== Required work ==
Using the data below, copy each line that includes the word "text".
---
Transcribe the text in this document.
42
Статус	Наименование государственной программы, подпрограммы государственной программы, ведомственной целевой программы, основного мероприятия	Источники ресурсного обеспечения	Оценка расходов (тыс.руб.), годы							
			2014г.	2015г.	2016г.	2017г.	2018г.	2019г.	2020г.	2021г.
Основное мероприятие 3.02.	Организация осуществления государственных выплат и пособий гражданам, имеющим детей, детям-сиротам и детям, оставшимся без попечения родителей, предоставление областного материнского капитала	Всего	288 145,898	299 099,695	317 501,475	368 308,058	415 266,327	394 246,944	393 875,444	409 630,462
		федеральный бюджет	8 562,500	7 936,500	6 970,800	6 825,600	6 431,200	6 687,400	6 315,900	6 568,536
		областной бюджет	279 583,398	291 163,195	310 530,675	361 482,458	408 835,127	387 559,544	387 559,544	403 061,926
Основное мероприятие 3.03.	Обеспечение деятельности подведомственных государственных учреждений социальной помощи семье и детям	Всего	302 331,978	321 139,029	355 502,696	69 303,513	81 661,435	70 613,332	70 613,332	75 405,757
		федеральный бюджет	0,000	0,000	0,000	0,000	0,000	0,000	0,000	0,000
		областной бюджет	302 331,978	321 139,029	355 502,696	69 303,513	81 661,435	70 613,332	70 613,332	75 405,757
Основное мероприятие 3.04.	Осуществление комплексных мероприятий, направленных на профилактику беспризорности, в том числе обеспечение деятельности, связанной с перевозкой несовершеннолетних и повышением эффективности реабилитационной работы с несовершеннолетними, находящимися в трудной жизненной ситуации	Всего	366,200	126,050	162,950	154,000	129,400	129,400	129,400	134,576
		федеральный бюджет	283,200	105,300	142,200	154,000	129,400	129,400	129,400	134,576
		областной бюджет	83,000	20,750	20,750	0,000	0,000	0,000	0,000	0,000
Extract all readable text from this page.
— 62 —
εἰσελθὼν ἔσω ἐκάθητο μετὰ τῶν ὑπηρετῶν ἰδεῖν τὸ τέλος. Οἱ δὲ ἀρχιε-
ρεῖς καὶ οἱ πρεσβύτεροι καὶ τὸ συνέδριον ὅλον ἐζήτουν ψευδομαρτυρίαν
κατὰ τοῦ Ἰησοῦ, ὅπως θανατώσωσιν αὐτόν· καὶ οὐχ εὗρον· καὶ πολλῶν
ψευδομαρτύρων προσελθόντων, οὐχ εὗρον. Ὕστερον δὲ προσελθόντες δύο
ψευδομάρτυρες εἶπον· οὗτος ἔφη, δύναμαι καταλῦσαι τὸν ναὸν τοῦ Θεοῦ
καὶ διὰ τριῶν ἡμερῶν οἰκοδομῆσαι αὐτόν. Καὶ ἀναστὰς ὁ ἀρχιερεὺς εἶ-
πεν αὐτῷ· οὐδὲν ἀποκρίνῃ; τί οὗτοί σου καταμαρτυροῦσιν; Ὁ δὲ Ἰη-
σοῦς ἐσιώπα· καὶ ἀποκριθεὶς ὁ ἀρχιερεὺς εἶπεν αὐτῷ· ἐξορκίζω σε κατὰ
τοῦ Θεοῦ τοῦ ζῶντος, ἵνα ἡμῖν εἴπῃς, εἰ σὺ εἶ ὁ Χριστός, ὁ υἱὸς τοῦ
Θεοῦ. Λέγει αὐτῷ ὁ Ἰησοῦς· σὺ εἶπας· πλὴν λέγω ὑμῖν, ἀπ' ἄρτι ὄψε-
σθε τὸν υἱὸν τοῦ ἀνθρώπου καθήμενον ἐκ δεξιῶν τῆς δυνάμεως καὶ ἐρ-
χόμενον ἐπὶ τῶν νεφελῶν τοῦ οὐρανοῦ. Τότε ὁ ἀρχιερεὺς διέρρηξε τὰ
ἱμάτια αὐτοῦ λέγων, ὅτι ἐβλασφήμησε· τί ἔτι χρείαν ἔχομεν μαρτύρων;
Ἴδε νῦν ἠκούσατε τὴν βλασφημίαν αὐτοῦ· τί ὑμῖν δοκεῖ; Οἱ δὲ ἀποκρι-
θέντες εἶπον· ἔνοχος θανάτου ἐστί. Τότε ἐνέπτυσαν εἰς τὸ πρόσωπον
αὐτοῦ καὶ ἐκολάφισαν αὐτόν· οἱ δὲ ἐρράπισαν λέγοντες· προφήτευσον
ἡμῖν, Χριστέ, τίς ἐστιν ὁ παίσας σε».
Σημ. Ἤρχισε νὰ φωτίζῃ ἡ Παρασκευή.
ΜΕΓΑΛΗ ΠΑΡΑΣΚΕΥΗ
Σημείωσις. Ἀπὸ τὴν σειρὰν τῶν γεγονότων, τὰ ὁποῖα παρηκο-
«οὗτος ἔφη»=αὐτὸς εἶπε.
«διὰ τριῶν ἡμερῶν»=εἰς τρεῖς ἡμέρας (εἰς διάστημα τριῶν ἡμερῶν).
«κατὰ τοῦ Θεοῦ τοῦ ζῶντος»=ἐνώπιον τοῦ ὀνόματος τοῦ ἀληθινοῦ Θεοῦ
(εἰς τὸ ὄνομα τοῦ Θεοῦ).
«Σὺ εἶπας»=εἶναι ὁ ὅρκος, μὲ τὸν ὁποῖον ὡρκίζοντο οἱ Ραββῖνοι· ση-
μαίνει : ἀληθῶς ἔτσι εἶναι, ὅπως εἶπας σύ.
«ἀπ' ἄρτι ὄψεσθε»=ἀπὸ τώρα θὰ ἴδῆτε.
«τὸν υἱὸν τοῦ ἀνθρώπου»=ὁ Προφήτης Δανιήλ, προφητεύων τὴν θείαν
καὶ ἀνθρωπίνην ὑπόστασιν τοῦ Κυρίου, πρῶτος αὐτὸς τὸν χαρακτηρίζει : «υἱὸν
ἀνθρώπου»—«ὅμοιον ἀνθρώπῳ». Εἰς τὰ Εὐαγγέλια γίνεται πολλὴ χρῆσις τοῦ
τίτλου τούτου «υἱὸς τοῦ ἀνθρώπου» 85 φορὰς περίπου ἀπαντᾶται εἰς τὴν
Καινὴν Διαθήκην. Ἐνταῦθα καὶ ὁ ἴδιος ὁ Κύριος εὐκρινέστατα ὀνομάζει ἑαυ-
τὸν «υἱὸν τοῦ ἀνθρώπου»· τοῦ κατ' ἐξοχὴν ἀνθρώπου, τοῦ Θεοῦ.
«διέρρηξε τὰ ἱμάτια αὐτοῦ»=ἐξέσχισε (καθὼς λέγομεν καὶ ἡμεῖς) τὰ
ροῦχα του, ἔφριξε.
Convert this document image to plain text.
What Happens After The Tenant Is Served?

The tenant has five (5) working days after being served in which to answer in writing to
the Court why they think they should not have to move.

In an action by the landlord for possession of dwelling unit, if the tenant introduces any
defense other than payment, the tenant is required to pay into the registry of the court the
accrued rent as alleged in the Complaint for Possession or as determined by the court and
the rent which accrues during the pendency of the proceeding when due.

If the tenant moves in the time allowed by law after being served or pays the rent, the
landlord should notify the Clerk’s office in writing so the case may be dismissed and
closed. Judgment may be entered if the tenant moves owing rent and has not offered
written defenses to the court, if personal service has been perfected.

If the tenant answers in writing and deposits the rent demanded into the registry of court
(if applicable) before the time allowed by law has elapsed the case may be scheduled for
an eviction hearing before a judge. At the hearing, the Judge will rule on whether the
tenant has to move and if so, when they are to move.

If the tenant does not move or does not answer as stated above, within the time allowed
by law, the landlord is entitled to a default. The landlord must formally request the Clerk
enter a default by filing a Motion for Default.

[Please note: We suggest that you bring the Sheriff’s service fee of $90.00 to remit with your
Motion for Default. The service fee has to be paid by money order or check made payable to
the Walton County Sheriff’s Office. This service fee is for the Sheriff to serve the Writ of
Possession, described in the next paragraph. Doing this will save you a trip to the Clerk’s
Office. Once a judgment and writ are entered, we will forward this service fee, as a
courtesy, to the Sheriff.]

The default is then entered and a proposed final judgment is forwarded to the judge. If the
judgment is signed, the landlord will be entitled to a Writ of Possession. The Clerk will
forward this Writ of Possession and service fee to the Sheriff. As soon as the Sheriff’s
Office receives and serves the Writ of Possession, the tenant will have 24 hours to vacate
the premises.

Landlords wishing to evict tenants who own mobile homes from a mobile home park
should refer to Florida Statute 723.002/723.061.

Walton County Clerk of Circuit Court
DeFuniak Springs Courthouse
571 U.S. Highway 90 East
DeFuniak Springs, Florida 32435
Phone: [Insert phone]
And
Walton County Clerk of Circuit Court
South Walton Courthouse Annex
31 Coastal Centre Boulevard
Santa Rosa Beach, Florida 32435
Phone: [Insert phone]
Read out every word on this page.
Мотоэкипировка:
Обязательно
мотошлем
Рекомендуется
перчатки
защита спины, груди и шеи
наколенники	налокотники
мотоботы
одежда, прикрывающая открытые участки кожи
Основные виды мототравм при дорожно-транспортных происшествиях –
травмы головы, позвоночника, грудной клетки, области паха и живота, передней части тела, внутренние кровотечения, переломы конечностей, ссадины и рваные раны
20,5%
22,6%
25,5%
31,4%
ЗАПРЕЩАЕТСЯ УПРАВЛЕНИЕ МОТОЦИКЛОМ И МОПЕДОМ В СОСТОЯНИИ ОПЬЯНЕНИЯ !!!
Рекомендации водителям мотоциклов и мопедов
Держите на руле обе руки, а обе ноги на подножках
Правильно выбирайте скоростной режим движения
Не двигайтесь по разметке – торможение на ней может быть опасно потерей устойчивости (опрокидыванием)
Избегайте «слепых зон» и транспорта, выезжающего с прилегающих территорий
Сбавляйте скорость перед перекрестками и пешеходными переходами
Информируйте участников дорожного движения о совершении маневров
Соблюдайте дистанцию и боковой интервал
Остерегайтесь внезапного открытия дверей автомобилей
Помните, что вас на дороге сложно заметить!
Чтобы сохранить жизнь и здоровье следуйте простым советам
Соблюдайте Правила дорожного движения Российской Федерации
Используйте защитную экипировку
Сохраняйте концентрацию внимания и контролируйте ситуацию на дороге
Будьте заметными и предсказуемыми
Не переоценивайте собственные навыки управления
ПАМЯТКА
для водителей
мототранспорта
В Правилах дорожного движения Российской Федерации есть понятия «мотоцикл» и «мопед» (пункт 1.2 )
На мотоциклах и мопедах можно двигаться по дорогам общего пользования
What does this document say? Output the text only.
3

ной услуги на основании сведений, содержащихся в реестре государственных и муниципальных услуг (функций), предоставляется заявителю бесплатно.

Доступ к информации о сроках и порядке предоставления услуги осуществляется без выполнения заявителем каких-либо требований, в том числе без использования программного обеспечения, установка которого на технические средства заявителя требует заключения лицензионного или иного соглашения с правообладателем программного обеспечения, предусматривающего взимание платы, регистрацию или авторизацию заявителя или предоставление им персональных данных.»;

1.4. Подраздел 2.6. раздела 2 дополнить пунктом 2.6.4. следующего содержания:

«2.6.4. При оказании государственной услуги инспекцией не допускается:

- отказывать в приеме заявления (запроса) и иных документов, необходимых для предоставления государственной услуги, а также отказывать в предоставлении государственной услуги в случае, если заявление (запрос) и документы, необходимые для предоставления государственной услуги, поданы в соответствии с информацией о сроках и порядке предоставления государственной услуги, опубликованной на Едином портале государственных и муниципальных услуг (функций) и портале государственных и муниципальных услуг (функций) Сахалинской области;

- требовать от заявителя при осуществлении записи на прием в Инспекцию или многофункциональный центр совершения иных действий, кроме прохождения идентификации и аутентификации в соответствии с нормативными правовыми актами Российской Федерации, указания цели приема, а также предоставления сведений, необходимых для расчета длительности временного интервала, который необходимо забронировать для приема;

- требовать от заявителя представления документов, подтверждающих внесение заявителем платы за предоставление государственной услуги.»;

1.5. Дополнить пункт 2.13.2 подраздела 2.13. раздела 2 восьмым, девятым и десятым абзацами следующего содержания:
---
== Worked answer ==
Transcribe the text in this document.
Extract all readable text from this page.
Convert this document image to plain text.
What does this document say? Output the text only.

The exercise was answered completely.